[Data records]
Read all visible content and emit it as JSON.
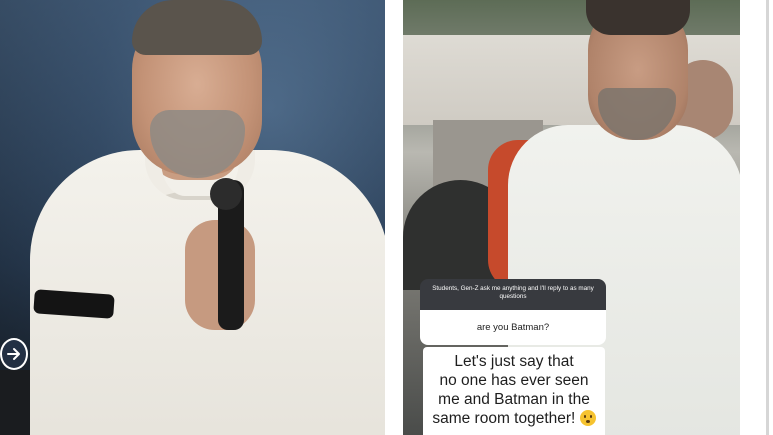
{
  "qa": {
    "prompt": "Students, Gen-Z ask me anything and I'll reply to as many questions",
    "question": "are you Batman?",
    "answer_lines": [
      "Let's just say that",
      "no one has ever seen",
      "me and Batman in the",
      "same room together!"
    ],
    "answer_emoji": "shushing-face-icon"
  },
  "controls": {
    "next_icon": "arrow-right-icon"
  },
  "colors": {
    "card_header": "#383a3f",
    "card_body": "#ffffff",
    "emoji": "#f6c330"
  }
}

→ What is being asked:
Which lines of the data include "icon"? Copy each of them.

→ Response to the task:
    "answer_emoji": "shushing-face-icon"
    "next_icon": "arrow-right-icon"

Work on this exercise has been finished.